> **DIRECTIVE**: Extract every line of the records below and reproduce each one word for word, without changing anything.
PROVIDED DATA start
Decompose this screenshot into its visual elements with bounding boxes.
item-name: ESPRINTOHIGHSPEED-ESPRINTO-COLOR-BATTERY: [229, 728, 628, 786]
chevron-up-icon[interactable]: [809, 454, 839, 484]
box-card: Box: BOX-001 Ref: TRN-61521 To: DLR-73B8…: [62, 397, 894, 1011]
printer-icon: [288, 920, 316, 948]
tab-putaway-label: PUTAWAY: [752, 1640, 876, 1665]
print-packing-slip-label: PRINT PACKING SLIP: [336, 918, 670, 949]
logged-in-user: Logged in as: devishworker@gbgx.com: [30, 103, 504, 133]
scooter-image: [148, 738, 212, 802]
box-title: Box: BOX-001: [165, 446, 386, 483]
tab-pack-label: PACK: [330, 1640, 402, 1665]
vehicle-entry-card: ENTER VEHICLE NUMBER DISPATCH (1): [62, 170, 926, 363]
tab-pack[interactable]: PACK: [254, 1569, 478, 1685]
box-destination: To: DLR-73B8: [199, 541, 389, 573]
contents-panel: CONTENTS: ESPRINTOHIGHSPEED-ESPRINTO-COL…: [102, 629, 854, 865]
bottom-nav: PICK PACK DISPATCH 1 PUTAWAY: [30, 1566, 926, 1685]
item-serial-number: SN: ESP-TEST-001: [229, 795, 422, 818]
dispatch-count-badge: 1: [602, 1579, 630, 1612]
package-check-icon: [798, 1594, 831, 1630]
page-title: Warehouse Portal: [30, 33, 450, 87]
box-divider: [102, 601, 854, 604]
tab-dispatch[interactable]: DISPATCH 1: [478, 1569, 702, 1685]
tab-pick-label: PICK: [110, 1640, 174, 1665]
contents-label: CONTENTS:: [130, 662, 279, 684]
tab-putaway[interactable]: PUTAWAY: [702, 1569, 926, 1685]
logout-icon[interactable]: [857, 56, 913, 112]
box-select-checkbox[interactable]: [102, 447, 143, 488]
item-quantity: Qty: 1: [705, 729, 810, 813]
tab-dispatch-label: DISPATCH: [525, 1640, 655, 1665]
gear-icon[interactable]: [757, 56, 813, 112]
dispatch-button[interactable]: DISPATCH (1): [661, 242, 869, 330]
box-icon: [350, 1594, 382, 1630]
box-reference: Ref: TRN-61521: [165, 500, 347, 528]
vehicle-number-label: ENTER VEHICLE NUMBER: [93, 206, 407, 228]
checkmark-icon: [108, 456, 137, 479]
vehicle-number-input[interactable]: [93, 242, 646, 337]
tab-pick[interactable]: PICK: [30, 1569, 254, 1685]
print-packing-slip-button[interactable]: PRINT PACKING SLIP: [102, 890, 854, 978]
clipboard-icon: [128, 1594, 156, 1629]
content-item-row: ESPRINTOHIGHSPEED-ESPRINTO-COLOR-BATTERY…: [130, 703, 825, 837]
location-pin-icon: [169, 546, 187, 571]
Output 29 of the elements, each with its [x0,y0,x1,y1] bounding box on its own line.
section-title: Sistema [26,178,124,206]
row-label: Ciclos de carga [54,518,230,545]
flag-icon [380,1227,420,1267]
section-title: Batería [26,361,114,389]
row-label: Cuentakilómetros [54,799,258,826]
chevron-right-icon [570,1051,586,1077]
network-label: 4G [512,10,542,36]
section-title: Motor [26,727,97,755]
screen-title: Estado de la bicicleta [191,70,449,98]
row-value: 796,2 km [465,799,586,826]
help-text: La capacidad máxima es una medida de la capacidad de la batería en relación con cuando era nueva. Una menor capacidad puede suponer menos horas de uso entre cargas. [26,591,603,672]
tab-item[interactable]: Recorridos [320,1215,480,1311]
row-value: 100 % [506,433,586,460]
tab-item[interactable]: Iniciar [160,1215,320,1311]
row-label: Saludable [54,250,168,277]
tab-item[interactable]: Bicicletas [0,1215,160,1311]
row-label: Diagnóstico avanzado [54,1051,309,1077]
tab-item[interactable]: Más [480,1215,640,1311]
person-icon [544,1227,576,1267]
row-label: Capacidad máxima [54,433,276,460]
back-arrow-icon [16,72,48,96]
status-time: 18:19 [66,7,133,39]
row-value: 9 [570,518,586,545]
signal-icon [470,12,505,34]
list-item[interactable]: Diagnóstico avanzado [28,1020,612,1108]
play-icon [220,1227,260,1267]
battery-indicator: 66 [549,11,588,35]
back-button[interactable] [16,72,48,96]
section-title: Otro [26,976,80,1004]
PROVIDED DATA end
> **THE ANSWER**:
Decompose this screenshot into its visual elements with bounding boxes.
item-name: ESPRINTOHIGHSPEED-ESPRINTO-COLOR-BATTERY: [229, 728, 628, 786]
chevron-up-icon[interactable]: [809, 454, 839, 484]
box-card: Box: BOX-001 Ref: TRN-61521 To: DLR-73B8…: [62, 397, 894, 1011]
printer-icon: [288, 920, 316, 948]
tab-putaway-label: PUTAWAY: [752, 1640, 876, 1665]
print-packing-slip-label: PRINT PACKING SLIP: [336, 918, 670, 949]
logged-in-user: Logged in as: devishworker@gbgx.com: [30, 103, 504, 133]
scooter-image: [148, 738, 212, 802]
box-title: Box: BOX-001: [165, 446, 386, 483]
tab-pack-label: PACK: [330, 1640, 402, 1665]
vehicle-entry-card: ENTER VEHICLE NUMBER DISPATCH (1): [62, 170, 926, 363]
tab-pack[interactable]: PACK: [254, 1569, 478, 1685]
box-destination: To: DLR-73B8: [199, 541, 389, 573]
contents-panel: CONTENTS: ESPRINTOHIGHSPEED-ESPRINTO-COL…: [102, 629, 854, 865]
bottom-nav: PICK PACK DISPATCH 1 PUTAWAY: [30, 1566, 926, 1685]
item-serial-number: SN: ESP-TEST-001: [229, 795, 422, 818]
dispatch-count-badge: 1: [602, 1579, 630, 1612]
package-check-icon: [798, 1594, 831, 1630]
page-title: Warehouse Portal: [30, 33, 450, 87]
box-divider: [102, 601, 854, 604]
tab-dispatch[interactable]: DISPATCH 1: [478, 1569, 702, 1685]
tab-pick-label: PICK: [110, 1640, 174, 1665]
contents-label: CONTENTS:: [130, 662, 279, 684]
tab-putaway[interactable]: PUTAWAY: [702, 1569, 926, 1685]
logout-icon[interactable]: [857, 56, 913, 112]
box-select-checkbox[interactable]: [102, 447, 143, 488]
item-quantity: Qty: 1: [705, 729, 810, 813]
tab-dispatch-label: DISPATCH: [525, 1640, 655, 1665]
gear-icon[interactable]: [757, 56, 813, 112]
dispatch-button[interactable]: DISPATCH (1): [661, 242, 869, 330]
box-icon: [350, 1594, 382, 1630]
box-reference: Ref: TRN-61521: [165, 500, 347, 528]
vehicle-number-label: ENTER VEHICLE NUMBER: [93, 206, 407, 228]
checkmark-icon: [108, 456, 137, 479]
vehicle-number-input[interactable]: [93, 242, 646, 337]
tab-pick[interactable]: PICK: [30, 1569, 254, 1685]
print-packing-slip-button[interactable]: PRINT PACKING SLIP: [102, 890, 854, 978]
clipboard-icon: [128, 1594, 156, 1629]
content-item-row: ESPRINTOHIGHSPEED-ESPRINTO-COLOR-BATTERY…: [130, 703, 825, 837]
location-pin-icon: [169, 546, 187, 571]
Output 29 of the elements, each with its [x0,y0,x1,y1] bounding box on its own line.
section-title: Sistema [26,178,124,206]
row-label: Ciclos de carga [54,518,230,545]
flag-icon [380,1227,420,1267]
section-title: Batería [26,361,114,389]
row-label: Cuentakilómetros [54,799,258,826]
chevron-right-icon [570,1051,586,1077]
network-label: 4G [512,10,542,36]
section-title: Motor [26,727,97,755]
screen-title: Estado de la bicicleta [191,70,449,98]
row-value: 796,2 km [465,799,586,826]
help-text: La capacidad máxima es una medida de la capacidad de la batería en relación con cuando era nueva. Una menor capacidad puede suponer menos horas de uso entre cargas. [26,591,603,672]
tab-item[interactable]: Recorridos [320,1215,480,1311]
row-value: 100 % [506,433,586,460]
tab-item[interactable]: Iniciar [160,1215,320,1311]
row-label: Saludable [54,250,168,277]
tab-item[interactable]: Bicicletas [0,1215,160,1311]
row-label: Diagnóstico avanzado [54,1051,309,1077]
tab-item[interactable]: Más [480,1215,640,1311]
person-icon [544,1227,576,1267]
row-label: Capacidad máxima [54,433,276,460]
back-arrow-icon [16,72,48,96]
status-time: 18:19 [66,7,133,39]
row-value: 9 [570,518,586,545]
signal-icon [470,12,505,34]
list-item[interactable]: Diagnóstico avanzado [28,1020,612,1108]
play-icon [220,1227,260,1267]
battery-indicator: 66 [549,11,588,35]
back-button[interactable] [16,72,48,96]
section-title: Otro [26,976,80,1004]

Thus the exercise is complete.